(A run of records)
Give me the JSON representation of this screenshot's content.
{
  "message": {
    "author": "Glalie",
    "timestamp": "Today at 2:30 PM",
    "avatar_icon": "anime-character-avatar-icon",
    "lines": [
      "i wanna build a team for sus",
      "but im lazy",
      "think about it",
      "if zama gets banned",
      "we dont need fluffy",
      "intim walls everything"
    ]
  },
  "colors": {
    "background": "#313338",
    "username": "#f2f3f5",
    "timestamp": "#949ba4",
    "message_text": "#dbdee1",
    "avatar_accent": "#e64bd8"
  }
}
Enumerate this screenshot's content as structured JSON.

---

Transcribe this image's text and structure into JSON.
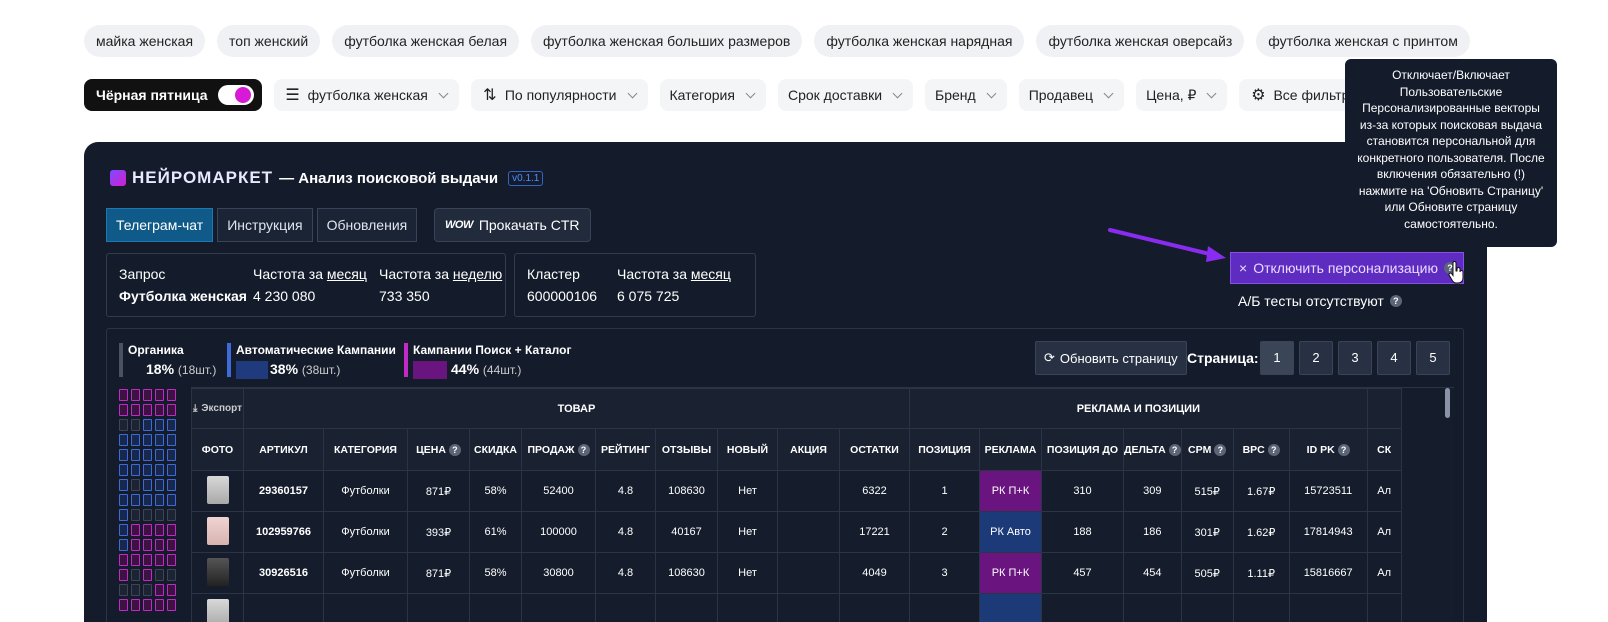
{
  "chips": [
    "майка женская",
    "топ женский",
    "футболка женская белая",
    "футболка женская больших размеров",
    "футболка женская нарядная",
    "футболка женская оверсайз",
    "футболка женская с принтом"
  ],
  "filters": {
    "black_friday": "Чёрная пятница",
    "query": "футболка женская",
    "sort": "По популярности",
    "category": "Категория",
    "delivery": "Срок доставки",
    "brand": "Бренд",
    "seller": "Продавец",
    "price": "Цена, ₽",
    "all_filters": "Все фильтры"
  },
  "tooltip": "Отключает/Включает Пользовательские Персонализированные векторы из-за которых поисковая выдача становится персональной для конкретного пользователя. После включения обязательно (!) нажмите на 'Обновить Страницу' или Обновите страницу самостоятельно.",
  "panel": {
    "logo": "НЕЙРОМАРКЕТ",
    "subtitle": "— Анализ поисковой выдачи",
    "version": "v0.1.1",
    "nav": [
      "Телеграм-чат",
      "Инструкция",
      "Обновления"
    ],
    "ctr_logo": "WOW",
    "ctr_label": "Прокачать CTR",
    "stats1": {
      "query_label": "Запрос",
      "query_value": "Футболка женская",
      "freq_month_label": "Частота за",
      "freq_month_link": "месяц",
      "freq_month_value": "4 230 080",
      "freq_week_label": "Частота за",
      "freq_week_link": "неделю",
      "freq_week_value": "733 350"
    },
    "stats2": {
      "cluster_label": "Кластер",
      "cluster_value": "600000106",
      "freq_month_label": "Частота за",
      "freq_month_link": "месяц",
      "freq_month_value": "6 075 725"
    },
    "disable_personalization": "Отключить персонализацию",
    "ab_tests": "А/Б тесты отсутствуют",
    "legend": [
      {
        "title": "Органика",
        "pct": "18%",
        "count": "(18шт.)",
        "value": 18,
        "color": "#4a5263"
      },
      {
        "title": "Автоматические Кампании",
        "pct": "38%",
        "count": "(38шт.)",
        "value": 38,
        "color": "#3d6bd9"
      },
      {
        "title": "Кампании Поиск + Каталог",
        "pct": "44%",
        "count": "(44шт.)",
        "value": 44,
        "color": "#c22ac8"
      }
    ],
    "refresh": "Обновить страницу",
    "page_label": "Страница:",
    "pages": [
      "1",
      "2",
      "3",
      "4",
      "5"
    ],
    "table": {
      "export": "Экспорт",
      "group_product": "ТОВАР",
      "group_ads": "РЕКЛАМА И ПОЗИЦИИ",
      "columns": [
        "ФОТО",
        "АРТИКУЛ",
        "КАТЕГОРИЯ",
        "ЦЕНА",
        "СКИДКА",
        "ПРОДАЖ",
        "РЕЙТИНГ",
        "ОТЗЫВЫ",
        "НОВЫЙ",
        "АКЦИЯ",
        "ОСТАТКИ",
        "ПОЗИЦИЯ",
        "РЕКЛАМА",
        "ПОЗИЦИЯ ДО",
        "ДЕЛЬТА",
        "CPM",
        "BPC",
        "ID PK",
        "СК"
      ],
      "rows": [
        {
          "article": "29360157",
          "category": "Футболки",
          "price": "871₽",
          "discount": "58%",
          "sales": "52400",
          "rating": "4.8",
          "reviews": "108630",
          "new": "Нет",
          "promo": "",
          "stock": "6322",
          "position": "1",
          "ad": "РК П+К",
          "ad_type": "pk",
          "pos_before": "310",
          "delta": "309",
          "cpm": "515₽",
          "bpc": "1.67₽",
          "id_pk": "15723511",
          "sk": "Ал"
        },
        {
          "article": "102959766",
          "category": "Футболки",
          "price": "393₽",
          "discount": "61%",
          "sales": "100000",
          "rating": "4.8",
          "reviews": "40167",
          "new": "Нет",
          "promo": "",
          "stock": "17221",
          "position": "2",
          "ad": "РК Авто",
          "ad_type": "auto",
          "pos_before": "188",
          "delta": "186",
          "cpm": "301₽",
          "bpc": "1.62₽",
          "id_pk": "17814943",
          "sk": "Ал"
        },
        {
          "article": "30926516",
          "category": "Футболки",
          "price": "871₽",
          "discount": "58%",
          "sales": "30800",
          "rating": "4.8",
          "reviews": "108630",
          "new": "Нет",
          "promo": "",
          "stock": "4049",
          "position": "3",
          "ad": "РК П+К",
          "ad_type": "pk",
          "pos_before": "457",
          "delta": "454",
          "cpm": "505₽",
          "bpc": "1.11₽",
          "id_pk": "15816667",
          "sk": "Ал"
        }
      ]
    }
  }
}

- **AIM**
Of the lines above, retype only those from the line containing "Give me the" through the line containing "Enumerate this screenshot's", including both, exactly.

- **ANSWER TO THIS TASK**
Give me the JSON representation of this screenshot's content.
{
  "message": {
    "author": "Glalie",
    "timestamp": "Today at 2:30 PM",
    "avatar_icon": "anime-character-avatar-icon",
    "lines": [
      "i wanna build a team for sus",
      "but im lazy",
      "think about it",
      "if zama gets banned",
      "we dont need fluffy",
      "intim walls everything"
    ]
  },
  "colors": {
    "background": "#313338",
    "username": "#f2f3f5",
    "timestamp": "#949ba4",
    "message_text": "#dbdee1",
    "avatar_accent": "#e64bd8"
  }
}
Enumerate this screenshot's content as structured JSON.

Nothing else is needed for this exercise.